# Exercise inputs:
★ ★ ★ ★ ★ ★ ★

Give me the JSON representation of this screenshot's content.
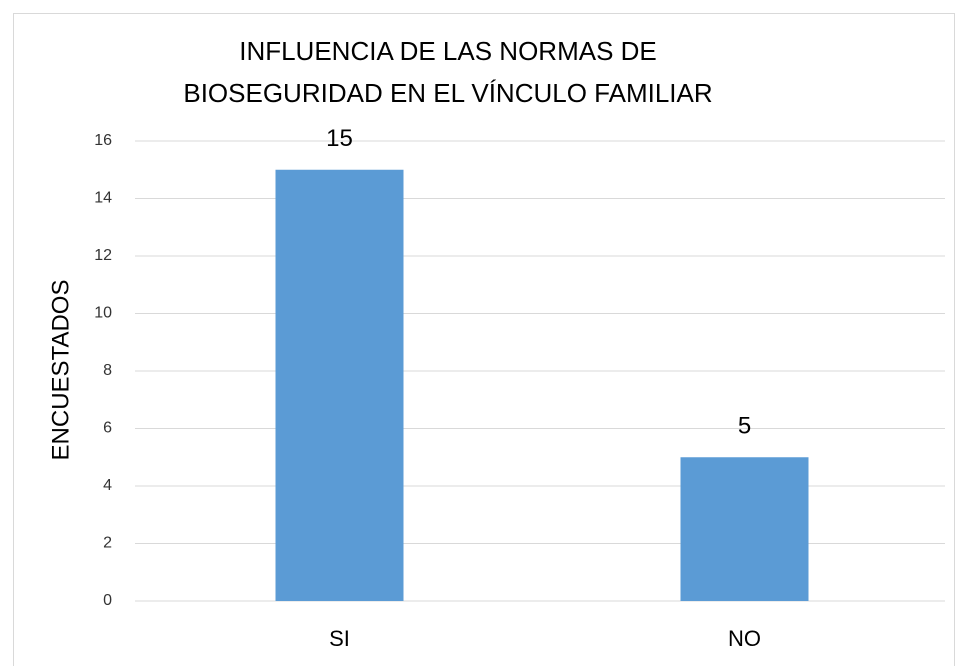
{
  "chart_data": {
    "type": "bar",
    "title": [
      "INFLUENCIA DE LAS NORMAS DE",
      "BIOSEGURIDAD EN EL VÍNCULO FAMILIAR"
    ],
    "ylabel": "ENCUESTADOS",
    "categories": [
      "SI",
      "NO"
    ],
    "values": [
      15,
      5
    ],
    "color": "#5b9bd5",
    "ylim": [
      0,
      16
    ],
    "yticks": [
      0,
      2,
      4,
      6,
      8,
      10,
      12,
      14,
      16
    ],
    "grid": true
  }
}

★ ★ ★ ★ ★ ★ ★

# What you are asked to do:
The listing above must be printed again exactly, minus its pictures.

# Reply to the task:
Give me the JSON representation of this screenshot's content.
{
  "chart_data": {
    "type": "bar",
    "title": [
      "INFLUENCIA DE LAS NORMAS DE",
      "BIOSEGURIDAD EN EL VÍNCULO FAMILIAR"
    ],
    "ylabel": "ENCUESTADOS",
    "categories": [
      "SI",
      "NO"
    ],
    "values": [
      15,
      5
    ],
    "color": "#5b9bd5",
    "ylim": [
      0,
      16
    ],
    "yticks": [
      0,
      2,
      4,
      6,
      8,
      10,
      12,
      14,
      16
    ],
    "grid": true
  }
}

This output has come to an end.